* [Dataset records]
__________________________________________________
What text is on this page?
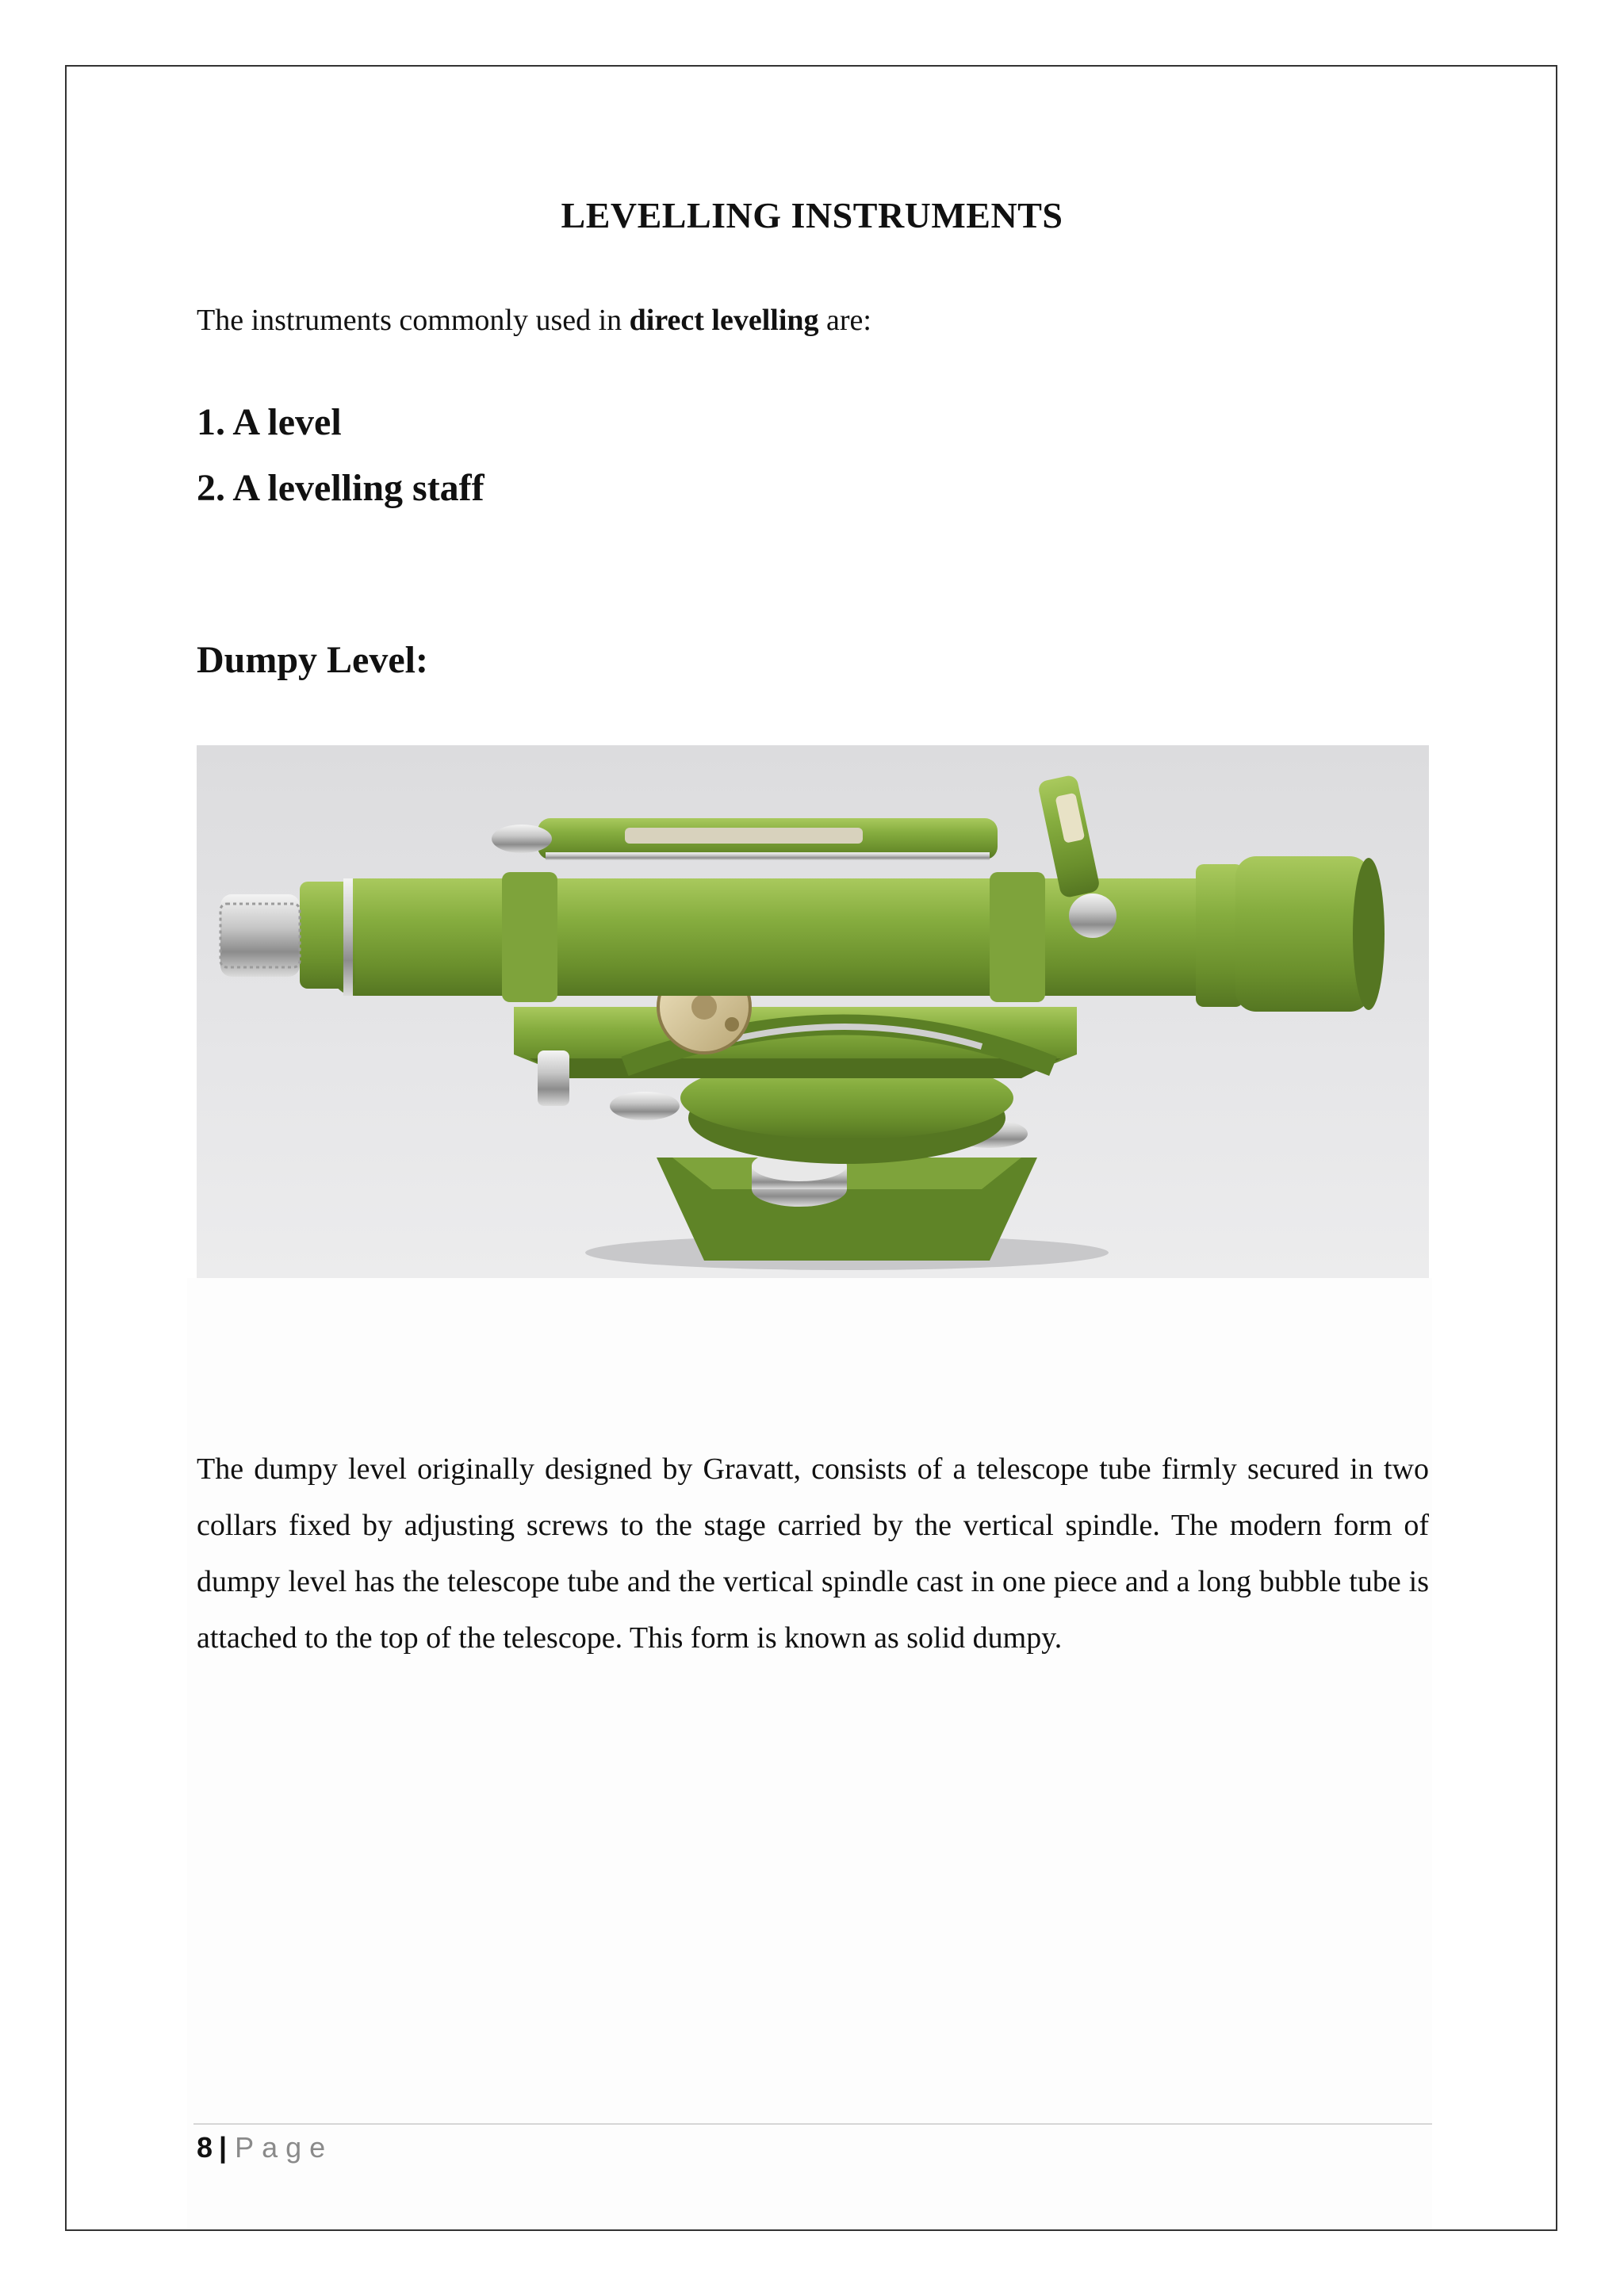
LEVELLING INSTRUMENTS
The instruments commonly used in direct levelling are:
1. A level
2. A levelling staff
Dumpy Level:
The dumpy level originally designed by Gravatt, consists of a telescope tube firmly secured in two collars fixed by adjusting screws to the stage carried by the vertical spindle. The modern form of dumpy level has the telescope tube and the vertical spindle cast in one piece and a long bubble tube is attached to the top of the telescope. This form is known as solid dumpy.
8 | Page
__________________________________________________
* [TASK BRIEF] Drop the images and repeat the data exactly.

* [FINAL RESULT]
What text is on this page?
LEVELLING INSTRUMENTS
The instruments commonly used in direct levelling are:
1. A level
2. A levelling staff
Dumpy Level:
The dumpy level originally designed by Gravatt, consists of a telescope tube firmly secured in two collars fixed by adjusting screws to the stage carried by the vertical spindle. The modern form of dumpy level has the telescope tube and the vertical spindle cast in one piece and a long bubble tube is attached to the top of the telescope. This form is known as solid dumpy.
8 | Page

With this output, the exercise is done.